= Supplied entries =
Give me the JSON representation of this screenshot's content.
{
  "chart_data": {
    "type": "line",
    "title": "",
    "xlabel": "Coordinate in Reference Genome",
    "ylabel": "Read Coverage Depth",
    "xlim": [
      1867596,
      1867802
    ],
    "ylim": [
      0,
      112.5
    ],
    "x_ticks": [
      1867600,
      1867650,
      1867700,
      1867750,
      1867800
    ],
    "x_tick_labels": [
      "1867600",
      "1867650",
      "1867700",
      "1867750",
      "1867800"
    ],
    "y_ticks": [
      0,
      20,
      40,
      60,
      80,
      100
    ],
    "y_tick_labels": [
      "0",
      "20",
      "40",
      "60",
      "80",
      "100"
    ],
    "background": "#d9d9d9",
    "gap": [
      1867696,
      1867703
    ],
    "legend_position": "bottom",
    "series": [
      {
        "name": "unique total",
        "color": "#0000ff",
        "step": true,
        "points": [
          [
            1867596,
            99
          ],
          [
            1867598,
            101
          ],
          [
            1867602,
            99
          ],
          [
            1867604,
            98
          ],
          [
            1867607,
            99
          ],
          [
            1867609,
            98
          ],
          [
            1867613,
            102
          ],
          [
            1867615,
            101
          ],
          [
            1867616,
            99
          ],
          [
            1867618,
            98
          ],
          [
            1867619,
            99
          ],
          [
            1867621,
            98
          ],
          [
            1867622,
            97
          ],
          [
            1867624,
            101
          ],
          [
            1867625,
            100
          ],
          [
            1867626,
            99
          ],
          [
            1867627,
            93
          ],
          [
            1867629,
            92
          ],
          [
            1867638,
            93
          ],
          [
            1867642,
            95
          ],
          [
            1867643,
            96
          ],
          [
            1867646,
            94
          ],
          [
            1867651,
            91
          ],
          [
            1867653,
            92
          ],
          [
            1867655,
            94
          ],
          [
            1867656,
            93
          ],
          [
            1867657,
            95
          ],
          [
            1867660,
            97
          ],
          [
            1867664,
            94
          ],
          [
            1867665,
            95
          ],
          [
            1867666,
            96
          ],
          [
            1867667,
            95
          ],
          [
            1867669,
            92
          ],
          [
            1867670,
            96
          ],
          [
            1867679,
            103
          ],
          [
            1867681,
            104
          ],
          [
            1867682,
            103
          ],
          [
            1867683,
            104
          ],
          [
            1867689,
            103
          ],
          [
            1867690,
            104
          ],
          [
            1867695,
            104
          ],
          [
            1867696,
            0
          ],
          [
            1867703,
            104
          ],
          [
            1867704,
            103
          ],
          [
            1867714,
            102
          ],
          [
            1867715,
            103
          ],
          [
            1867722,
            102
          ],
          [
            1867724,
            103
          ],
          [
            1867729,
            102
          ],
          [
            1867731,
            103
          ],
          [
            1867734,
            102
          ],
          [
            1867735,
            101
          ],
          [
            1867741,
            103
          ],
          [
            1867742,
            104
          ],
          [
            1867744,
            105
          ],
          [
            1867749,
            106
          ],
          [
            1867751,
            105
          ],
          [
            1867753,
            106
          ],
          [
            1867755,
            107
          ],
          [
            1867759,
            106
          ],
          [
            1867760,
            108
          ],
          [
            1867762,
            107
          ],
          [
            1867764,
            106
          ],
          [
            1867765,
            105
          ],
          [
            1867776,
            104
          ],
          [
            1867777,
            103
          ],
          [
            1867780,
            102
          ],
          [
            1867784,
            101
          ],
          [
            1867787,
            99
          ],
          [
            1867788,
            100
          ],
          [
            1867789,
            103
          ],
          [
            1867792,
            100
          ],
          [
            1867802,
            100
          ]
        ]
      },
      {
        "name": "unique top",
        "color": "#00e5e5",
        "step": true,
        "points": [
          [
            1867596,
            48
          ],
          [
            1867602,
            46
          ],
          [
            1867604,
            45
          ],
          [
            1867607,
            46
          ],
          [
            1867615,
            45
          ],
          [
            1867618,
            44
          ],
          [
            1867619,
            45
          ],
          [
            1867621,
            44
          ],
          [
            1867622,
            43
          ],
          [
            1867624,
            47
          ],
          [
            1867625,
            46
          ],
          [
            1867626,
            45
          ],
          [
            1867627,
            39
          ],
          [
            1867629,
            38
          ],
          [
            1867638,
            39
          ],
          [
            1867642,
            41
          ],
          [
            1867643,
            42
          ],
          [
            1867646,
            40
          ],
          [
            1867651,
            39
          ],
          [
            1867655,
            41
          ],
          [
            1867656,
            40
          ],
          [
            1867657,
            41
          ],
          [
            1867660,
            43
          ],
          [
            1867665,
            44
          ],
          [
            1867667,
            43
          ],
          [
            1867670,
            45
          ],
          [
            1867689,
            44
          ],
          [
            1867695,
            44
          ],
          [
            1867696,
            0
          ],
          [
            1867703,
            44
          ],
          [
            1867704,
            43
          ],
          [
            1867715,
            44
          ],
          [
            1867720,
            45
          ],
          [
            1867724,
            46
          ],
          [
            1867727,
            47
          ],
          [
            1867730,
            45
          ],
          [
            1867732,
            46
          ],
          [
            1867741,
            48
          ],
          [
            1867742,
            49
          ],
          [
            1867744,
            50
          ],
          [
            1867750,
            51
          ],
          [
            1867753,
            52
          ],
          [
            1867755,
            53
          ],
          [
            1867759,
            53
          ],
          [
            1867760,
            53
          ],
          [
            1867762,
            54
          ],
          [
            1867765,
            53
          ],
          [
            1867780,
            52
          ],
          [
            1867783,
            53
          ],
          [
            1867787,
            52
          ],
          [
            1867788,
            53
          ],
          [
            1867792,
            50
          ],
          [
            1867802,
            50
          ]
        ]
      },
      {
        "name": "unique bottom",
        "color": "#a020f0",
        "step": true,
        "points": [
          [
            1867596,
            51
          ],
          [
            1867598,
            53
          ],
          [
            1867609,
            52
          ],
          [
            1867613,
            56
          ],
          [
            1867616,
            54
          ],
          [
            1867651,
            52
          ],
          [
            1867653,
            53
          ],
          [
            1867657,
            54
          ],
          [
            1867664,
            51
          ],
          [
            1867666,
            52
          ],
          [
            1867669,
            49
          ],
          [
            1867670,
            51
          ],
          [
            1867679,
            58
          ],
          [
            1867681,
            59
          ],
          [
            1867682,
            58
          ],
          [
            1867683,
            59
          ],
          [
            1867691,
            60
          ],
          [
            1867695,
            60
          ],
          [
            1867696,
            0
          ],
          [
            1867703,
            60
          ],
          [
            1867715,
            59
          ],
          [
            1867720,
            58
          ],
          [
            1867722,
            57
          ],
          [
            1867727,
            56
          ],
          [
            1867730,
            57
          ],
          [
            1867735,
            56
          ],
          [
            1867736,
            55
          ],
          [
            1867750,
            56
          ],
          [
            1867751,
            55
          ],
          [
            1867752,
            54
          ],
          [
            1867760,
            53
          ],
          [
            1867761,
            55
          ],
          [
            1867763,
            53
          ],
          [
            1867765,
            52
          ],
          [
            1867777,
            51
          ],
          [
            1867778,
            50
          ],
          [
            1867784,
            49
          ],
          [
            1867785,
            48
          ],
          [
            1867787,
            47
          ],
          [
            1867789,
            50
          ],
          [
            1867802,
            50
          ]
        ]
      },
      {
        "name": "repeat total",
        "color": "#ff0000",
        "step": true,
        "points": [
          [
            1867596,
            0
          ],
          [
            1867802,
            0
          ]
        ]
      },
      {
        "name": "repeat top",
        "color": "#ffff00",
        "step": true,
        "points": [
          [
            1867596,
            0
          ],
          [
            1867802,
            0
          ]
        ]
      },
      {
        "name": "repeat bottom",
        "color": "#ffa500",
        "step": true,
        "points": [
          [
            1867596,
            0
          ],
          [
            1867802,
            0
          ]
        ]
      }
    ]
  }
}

= What is being asked =
Find and copy each line above that includes the string "total".

= Result =
        "name": "unique total",
        "name": "repeat total",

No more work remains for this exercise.